#### WORK TO COMPLETE:
Each line of the material must be repeated precisely, with the pictures left out.

#### DATA EXCERPTS:
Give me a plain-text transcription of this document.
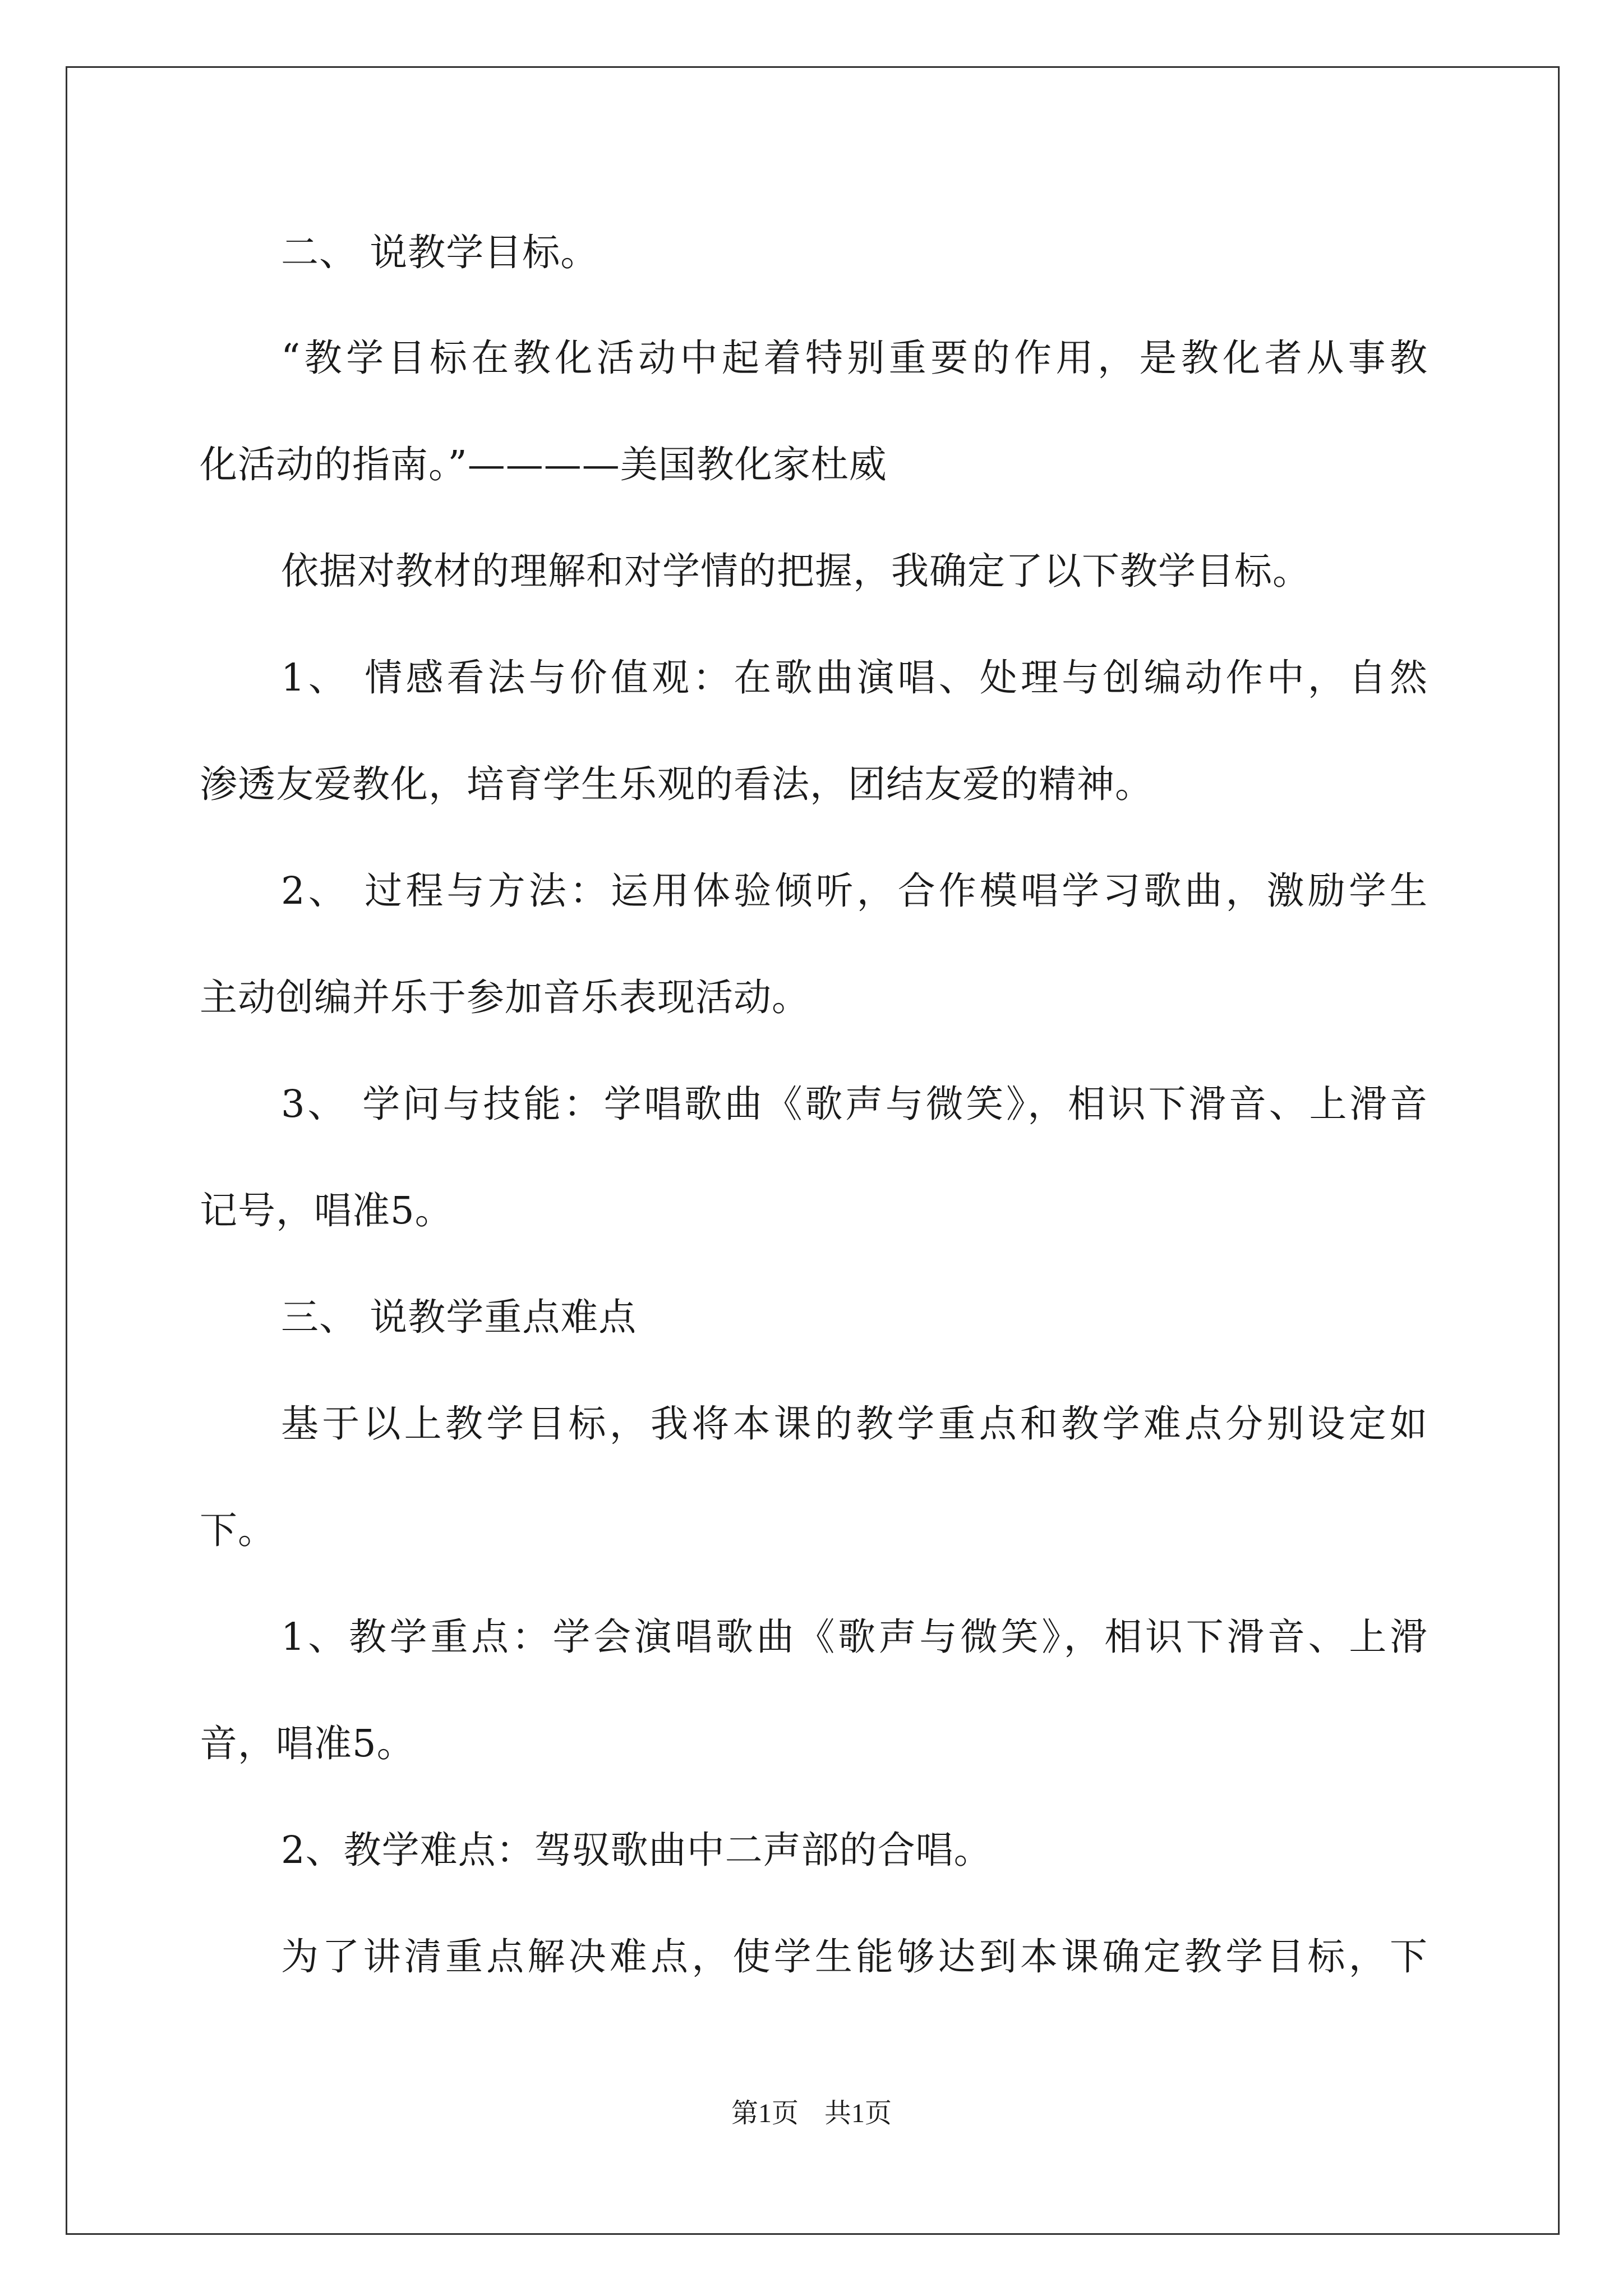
二、 说教学目标。
“教学目标在教化活动中起着特别重要的作用，是教化者从事教
化活动的指南。”————美国教化家杜威
依据对教材的理解和对学情的把握，我确定了以下教学目标。
1、 情感看法与价值观：在歌曲演唱、处理与创编动作中，自然
渗透友爱教化，培育学生乐观的看法，团结友爱的精神。
2、 过程与方法：运用体验倾听，合作模唱学习歌曲，激励学生
主动创编并乐于参加音乐表现活动。
3、 学问与技能：学唱歌曲《歌声与微笑》，相识下滑音、上滑音
记号，唱准5。
三、 说教学重点难点
基于以上教学目标，我将本课的教学重点和教学难点分别设定如
下。
1、教学重点：学会演唱歌曲《歌声与微笑》，相识下滑音、上滑
音，唱准5。
2、教学难点：驾驭歌曲中二声部的合唱。
为了讲清重点解决难点，使学生能够达到本课确定教学目标，下
第1页 共1页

#### OUTPUT OF THE EXERCISE:
Give me a plain-text transcription of this document.
二、 说教学目标。
“教学目标在教化活动中起着特别重要的作用，是教化者从事教
化活动的指南。”————美国教化家杜威
依据对教材的理解和对学情的把握，我确定了以下教学目标。
1、 情感看法与价值观：在歌曲演唱、处理与创编动作中，自然
渗透友爱教化，培育学生乐观的看法，团结友爱的精神。
2、 过程与方法：运用体验倾听，合作模唱学习歌曲，激励学生
主动创编并乐于参加音乐表现活动。
3、 学问与技能：学唱歌曲《歌声与微笑》，相识下滑音、上滑音
记号，唱准5。
三、 说教学重点难点
基于以上教学目标，我将本课的教学重点和教学难点分别设定如
下。
1、教学重点：学会演唱歌曲《歌声与微笑》，相识下滑音、上滑
音，唱准5。
2、教学难点：驾驭歌曲中二声部的合唱。
为了讲清重点解决难点，使学生能够达到本课确定教学目标，下
第1页 共1页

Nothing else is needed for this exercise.